次に示す健康総合科学科の学科概要のうち、「学科は大きく3つの専修に分か」から「ることを楽しみにしています。」までの部分を、一字一句違えずに書き写してください。

» 文書抜粋
<<<<
学科概要
学科長挨拶
現代社会における人類の生存はさまざまな科学によって支えられています。そのなかでも医学は,人類が病気を治療し,個人が長く生きることに大きな貢献をしてきました。産業革命以前は,ほとんどの社会で30年未満であった平均余命は,現在の日本では80年を超えています。現代社会における医学の射程は大きく拡がり,高齢化,社会保障,新興・再興感染症,生命倫理,地球環境問題,地域保健など,臨床医学だけでは対応するのが難しい領域が次々にうまれています。さらに,健康の問題は国境を越えて存在するようになり,グローバルヘルスの考え方が重要になりつつあります。健康総合科学科では,このような新しい医学の領域における研究をおこない,その成果を教育しています。人類の持続的な生存と幸福の実現を目指す研究と教育が健康総合科学科の使命であるといえるでしょう。
学科は大きく3つの専修に分かれています。環境生命科学専修には,人類生態学,人類遺伝学,生物医化学,母子保健学の研究室があり,人類の健康にかかわる自然科学の研究がおこなわれています。環境生命科学専修の研究室は国際保健学専攻の大学院も担当しており,グローバルな健康課題に対する貢献を目指しています。公共健康科学専修には,疫学・生物統計学,医療倫理学,保健社会学,精神保健学の研究室があり,人類の健康にかかわる社会医学領域の研究がおこなわれています。持続的な医療システムの設計,エビデンスに基づく治療/予防,医療倫理のルール作り,ストレスの少ない社会づくりなど,社会実装につながる研究がおこなわれているという特徴があります。看護科学専修は,看護師免許の受験資格を得ることのできるコースです。医療技術の発展にともない看護ケアを必要とする人類の数はかつてないほどのスピードで増加しています。この専修は,看護学領域における専門的な研究によって,より効率的で質の高い看護ケアシステムの創出に貢献しています。
東京大学1・2年生の皆さんへ
医学部健康総合科学科は,「健康」についての多様な領域の研究者が所属する日本で唯一の学科です。皆さんが日常生活で実感するように,「健康」は多くの人間にとっての大きな関心事であり,健康総合科学科の研究と教育には他の研究領域や社会から大きな期待がよせられているのを感じます。旧来の学問領域に歴史と実績に基づく良さがあるのはいうまでもありませんが,世の中のニーズに対応して成立した新しい領域にはダイナミズムと刺激があふれています。東京大学の駒場の学生さんには,健康総合科学科を進学選択の有力候補として考え,その研究と教育について知っていただきたいと思っています。わたしたち教員だけでなく,さまざまな領域で活躍する卒業生に話をきいてみるのもよいかもしれません。豊かな領域と将来性にきっと驚くことでしょう。皆さんと一緒に勉強できることを楽しみにしています。
>>>>
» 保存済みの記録
<<<<
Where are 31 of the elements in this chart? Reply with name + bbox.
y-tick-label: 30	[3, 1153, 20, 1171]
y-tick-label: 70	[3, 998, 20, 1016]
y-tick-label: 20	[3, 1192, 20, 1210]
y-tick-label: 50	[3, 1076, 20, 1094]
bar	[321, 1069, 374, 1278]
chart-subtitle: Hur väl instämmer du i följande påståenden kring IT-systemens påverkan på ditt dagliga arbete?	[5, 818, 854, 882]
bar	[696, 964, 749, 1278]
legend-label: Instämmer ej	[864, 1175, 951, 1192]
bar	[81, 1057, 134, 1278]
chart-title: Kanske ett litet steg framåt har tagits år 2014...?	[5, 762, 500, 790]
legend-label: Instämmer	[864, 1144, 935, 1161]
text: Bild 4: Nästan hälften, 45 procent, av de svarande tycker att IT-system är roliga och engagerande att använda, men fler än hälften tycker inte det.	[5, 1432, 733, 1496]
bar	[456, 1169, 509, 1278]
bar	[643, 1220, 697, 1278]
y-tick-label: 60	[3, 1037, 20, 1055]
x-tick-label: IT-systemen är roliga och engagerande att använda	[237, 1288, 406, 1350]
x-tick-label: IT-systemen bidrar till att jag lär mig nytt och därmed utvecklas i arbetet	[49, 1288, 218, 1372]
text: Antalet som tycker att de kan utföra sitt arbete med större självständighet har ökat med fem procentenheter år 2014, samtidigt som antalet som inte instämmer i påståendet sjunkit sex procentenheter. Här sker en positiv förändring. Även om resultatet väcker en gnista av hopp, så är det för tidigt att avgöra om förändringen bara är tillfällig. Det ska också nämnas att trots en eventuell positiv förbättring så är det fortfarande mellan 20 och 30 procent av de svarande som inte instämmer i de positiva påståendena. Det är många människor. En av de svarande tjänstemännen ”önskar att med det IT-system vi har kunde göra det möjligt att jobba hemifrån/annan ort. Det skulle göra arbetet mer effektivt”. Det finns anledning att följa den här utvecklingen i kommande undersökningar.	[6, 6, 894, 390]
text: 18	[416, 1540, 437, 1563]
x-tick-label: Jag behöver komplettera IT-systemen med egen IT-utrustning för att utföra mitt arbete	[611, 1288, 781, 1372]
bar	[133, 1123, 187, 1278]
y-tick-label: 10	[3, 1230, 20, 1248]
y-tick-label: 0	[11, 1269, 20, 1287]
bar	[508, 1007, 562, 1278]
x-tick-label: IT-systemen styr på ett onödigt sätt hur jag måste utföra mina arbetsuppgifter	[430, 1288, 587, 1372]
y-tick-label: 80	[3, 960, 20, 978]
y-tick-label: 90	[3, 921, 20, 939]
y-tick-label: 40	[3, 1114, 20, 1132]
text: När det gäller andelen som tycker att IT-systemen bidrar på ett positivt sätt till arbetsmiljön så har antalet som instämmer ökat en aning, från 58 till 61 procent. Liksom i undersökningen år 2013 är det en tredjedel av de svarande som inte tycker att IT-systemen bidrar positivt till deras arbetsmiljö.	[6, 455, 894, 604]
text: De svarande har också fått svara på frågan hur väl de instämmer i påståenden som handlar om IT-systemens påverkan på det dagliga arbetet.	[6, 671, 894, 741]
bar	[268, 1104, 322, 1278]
>>>>
» 設問への回答
学科は大きく3つの専修に分かれています。環境生命科学専修には,人類生態学,人類遺伝学,生物医化学,母子保健学の研究室があり,人類の健康にかかわる自然科学の研究がおこなわれています。環境生命科学専修の研究室は国際保健学専攻の大学院も担当しており,グローバルな健康課題に対する貢献を目指しています。公共健康科学専修には,疫学・生物統計学,医療倫理学,保健社会学,精神保健学の研究室があり,人類の健康にかかわる社会医学領域の研究がおこなわれています。持続的な医療システムの設計,エビデンスに基づく治療/予防,医療倫理のルール作り,ストレスの少ない社会づくりなど,社会実装につながる研究がおこなわれているという特徴があります。看護科学専修は,看護師免許の受験資格を得ることのできるコースです。医療技術の発展にともない看護ケアを必要とする人類の数はかつてないほどのスピードで増加しています。この専修は,看護学領域における専門的な研究によって,より効率的で質の高い看護ケアシステムの創出に貢献しています。
東京大学1・2年生の皆さんへ
医学部健康総合科学科は,「健康」についての多様な領域の研究者が所属する日本で唯一の学科です。皆さんが日常生活で実感するように,「健康」は多くの人間にとっての大きな関心事であり,健康総合科学科の研究と教育には他の研究領域や社会から大きな期待がよせられているのを感じます。旧来の学問領域に歴史と実績に基づく良さがあるのはいうまでもありませんが,世の中のニーズに対応して成立した新しい領域にはダイナミズムと刺激があふれています。東京大学の駒場の学生さんには,健康総合科学科を進学選択の有力候補として考え,その研究と教育について知っていただきたいと思っています。わたしたち教員だけでなく,さまざまな領域で活躍する卒業生に話をきいてみるのもよいかもしれません。豊かな領域と将来性にきっと驚くことでしょう。皆さんと一緒に勉強できることを楽しみにしています。